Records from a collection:
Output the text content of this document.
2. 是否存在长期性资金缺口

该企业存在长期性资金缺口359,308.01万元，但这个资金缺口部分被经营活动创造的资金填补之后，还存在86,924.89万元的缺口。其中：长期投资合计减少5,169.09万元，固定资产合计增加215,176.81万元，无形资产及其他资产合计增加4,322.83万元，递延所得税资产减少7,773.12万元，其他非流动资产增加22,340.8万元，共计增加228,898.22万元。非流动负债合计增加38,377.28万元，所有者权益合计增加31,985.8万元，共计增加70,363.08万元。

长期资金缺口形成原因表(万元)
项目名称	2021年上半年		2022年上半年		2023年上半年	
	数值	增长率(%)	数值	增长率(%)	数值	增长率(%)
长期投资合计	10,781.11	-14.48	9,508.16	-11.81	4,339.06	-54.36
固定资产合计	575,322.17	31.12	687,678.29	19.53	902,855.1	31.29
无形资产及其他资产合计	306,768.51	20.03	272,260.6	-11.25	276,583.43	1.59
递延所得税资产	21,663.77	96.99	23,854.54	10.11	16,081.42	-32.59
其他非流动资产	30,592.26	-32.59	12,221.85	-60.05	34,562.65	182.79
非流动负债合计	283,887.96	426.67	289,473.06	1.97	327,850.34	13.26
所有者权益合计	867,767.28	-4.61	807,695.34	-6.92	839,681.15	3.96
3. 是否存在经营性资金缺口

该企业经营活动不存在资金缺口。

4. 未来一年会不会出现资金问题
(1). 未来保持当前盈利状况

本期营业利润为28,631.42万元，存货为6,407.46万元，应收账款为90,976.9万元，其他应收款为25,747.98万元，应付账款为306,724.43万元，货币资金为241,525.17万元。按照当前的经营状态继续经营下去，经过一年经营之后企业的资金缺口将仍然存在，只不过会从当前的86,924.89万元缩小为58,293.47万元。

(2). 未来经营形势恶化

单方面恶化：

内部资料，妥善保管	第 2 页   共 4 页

REQUIRED TASK. Exactly reproduce every line of the data above.

EXPECTED OUTPUT.
Output the text content of this document.
2. 是否存在长期性资金缺口

该企业存在长期性资金缺口359,308.01万元，但这个资金缺口部分被经营活动创造的资金填补之后，还存在86,924.89万元的缺口。其中：长期投资合计减少5,169.09万元，固定资产合计增加215,176.81万元，无形资产及其他资产合计增加4,322.83万元，递延所得税资产减少7,773.12万元，其他非流动资产增加22,340.8万元，共计增加228,898.22万元。非流动负债合计增加38,377.28万元，所有者权益合计增加31,985.8万元，共计增加70,363.08万元。

长期资金缺口形成原因表(万元)
项目名称	2021年上半年		2022年上半年		2023年上半年	
	数值	增长率(%)	数值	增长率(%)	数值	增长率(%)
长期投资合计	10,781.11	-14.48	9,508.16	-11.81	4,339.06	-54.36
固定资产合计	575,322.17	31.12	687,678.29	19.53	902,855.1	31.29
无形资产及其他资产合计	306,768.51	20.03	272,260.6	-11.25	276,583.43	1.59
递延所得税资产	21,663.77	96.99	23,854.54	10.11	16,081.42	-32.59
其他非流动资产	30,592.26	-32.59	12,221.85	-60.05	34,562.65	182.79
非流动负债合计	283,887.96	426.67	289,473.06	1.97	327,850.34	13.26
所有者权益合计	867,767.28	-4.61	807,695.34	-6.92	839,681.15	3.96
3. 是否存在经营性资金缺口

该企业经营活动不存在资金缺口。

4. 未来一年会不会出现资金问题
(1). 未来保持当前盈利状况

本期营业利润为28,631.42万元，存货为6,407.46万元，应收账款为90,976.9万元，其他应收款为25,747.98万元，应付账款为306,724.43万元，货币资金为241,525.17万元。按照当前的经营状态继续经营下去，经过一年经营之后企业的资金缺口将仍然存在，只不过会从当前的86,924.89万元缩小为58,293.47万元。

(2). 未来经营形势恶化

单方面恶化：

内部资料，妥善保管	第 2 页   共 4 页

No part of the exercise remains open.